**OBJECTIVE**. Return the whole listing, keeping every character the same.

# GIVEN RECORDS start

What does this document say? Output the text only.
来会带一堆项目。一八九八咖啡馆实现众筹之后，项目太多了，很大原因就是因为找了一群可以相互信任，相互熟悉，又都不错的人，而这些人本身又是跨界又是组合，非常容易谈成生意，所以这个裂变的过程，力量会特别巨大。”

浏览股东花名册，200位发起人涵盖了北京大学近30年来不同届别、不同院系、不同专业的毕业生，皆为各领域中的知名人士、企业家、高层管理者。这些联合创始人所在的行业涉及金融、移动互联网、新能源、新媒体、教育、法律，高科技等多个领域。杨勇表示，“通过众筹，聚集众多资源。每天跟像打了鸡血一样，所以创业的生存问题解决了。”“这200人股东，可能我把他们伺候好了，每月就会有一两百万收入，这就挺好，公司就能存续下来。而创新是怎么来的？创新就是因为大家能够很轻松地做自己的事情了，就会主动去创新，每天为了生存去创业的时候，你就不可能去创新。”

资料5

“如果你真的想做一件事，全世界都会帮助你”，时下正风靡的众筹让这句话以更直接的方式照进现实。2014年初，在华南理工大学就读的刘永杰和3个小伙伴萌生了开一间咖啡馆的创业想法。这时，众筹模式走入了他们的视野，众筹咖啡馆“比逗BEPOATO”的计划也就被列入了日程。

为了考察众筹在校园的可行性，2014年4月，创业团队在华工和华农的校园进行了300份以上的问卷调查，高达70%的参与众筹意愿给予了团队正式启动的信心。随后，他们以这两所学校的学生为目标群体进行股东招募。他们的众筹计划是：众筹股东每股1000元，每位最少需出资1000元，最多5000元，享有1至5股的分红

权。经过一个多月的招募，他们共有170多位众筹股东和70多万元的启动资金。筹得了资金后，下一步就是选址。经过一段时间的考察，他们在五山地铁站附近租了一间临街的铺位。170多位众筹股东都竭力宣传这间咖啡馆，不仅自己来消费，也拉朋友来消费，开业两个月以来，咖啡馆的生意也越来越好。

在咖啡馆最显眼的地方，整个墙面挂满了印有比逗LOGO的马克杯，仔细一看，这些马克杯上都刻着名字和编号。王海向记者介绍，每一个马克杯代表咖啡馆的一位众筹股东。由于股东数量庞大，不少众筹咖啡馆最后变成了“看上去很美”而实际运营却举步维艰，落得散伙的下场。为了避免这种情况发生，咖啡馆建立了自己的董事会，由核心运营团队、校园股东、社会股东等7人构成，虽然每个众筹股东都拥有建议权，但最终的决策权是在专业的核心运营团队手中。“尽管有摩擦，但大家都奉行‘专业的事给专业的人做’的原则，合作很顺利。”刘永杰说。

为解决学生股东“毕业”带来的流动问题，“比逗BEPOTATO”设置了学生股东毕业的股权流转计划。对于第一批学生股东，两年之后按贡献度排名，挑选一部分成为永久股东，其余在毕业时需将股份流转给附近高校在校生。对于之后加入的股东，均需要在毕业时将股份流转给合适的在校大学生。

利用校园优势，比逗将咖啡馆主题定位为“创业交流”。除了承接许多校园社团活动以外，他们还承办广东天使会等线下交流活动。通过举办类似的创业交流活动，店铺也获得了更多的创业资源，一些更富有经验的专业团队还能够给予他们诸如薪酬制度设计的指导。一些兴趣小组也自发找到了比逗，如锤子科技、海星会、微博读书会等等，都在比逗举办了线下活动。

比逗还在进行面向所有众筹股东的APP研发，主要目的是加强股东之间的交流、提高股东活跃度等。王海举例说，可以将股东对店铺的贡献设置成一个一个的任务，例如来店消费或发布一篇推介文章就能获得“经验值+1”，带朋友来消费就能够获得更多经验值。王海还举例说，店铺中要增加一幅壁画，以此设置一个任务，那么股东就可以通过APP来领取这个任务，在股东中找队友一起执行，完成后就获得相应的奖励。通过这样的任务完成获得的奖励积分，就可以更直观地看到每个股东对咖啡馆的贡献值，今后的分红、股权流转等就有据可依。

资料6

# GIVEN RECORDS end

**PROBLEM SOLUTION**.
What does this document say? Output the text only.
来会带一堆项目。一八九八咖啡馆实现众筹之后，项目太多了，很大原因就是因为找了一群可以相互信任，相互熟悉，又都不错的人，而这些人本身又是跨界又是组合，非常容易谈成生意，所以这个裂变的过程，力量会特别巨大。”

浏览股东花名册，200位发起人涵盖了北京大学近30年来不同届别、不同院系、不同专业的毕业生，皆为各领域中的知名人士、企业家、高层管理者。这些联合创始人所在的行业涉及金融、移动互联网、新能源、新媒体、教育、法律，高科技等多个领域。杨勇表示，“通过众筹，聚集众多资源。每天跟像打了鸡血一样，所以创业的生存问题解决了。”“这200人股东，可能我把他们伺候好了，每月就会有一两百万收入，这就挺好，公司就能存续下来。而创新是怎么来的？创新就是因为大家能够很轻松地做自己的事情了，就会主动去创新，每天为了生存去创业的时候，你就不可能去创新。”

资料5

“如果你真的想做一件事，全世界都会帮助你”，时下正风靡的众筹让这句话以更直接的方式照进现实。2014年初，在华南理工大学就读的刘永杰和3个小伙伴萌生了开一间咖啡馆的创业想法。这时，众筹模式走入了他们的视野，众筹咖啡馆“比逗BEPOATO”的计划也就被列入了日程。

为了考察众筹在校园的可行性，2014年4月，创业团队在华工和华农的校园进行了300份以上的问卷调查，高达70%的参与众筹意愿给予了团队正式启动的信心。随后，他们以这两所学校的学生为目标群体进行股东招募。他们的众筹计划是：众筹股东每股1000元，每位最少需出资1000元，最多5000元，享有1至5股的分红

权。经过一个多月的招募，他们共有170多位众筹股东和70多万元的启动资金。筹得了资金后，下一步就是选址。经过一段时间的考察，他们在五山地铁站附近租了一间临街的铺位。170多位众筹股东都竭力宣传这间咖啡馆，不仅自己来消费，也拉朋友来消费，开业两个月以来，咖啡馆的生意也越来越好。

在咖啡馆最显眼的地方，整个墙面挂满了印有比逗LOGO的马克杯，仔细一看，这些马克杯上都刻着名字和编号。王海向记者介绍，每一个马克杯代表咖啡馆的一位众筹股东。由于股东数量庞大，不少众筹咖啡馆最后变成了“看上去很美”而实际运营却举步维艰，落得散伙的下场。为了避免这种情况发生，咖啡馆建立了自己的董事会，由核心运营团队、校园股东、社会股东等7人构成，虽然每个众筹股东都拥有建议权，但最终的决策权是在专业的核心运营团队手中。“尽管有摩擦，但大家都奉行‘专业的事给专业的人做’的原则，合作很顺利。”刘永杰说。

为解决学生股东“毕业”带来的流动问题，“比逗BEPOTATO”设置了学生股东毕业的股权流转计划。对于第一批学生股东，两年之后按贡献度排名，挑选一部分成为永久股东，其余在毕业时需将股份流转给附近高校在校生。对于之后加入的股东，均需要在毕业时将股份流转给合适的在校大学生。

利用校园优势，比逗将咖啡馆主题定位为“创业交流”。除了承接许多校园社团活动以外，他们还承办广东天使会等线下交流活动。通过举办类似的创业交流活动，店铺也获得了更多的创业资源，一些更富有经验的专业团队还能够给予他们诸如薪酬制度设计的指导。一些兴趣小组也自发找到了比逗，如锤子科技、海星会、微博读书会等等，都在比逗举办了线下活动。

比逗还在进行面向所有众筹股东的APP研发，主要目的是加强股东之间的交流、提高股东活跃度等。王海举例说，可以将股东对店铺的贡献设置成一个一个的任务，例如来店消费或发布一篇推介文章就能获得“经验值+1”，带朋友来消费就能够获得更多经验值。王海还举例说，店铺中要增加一幅壁画，以此设置一个任务，那么股东就可以通过APP来领取这个任务，在股东中找队友一起执行，完成后就获得相应的奖励。通过这样的任务完成获得的奖励积分，就可以更直观地看到每个股东对咖啡馆的贡献值，今后的分红、股权流转等就有据可依。

资料6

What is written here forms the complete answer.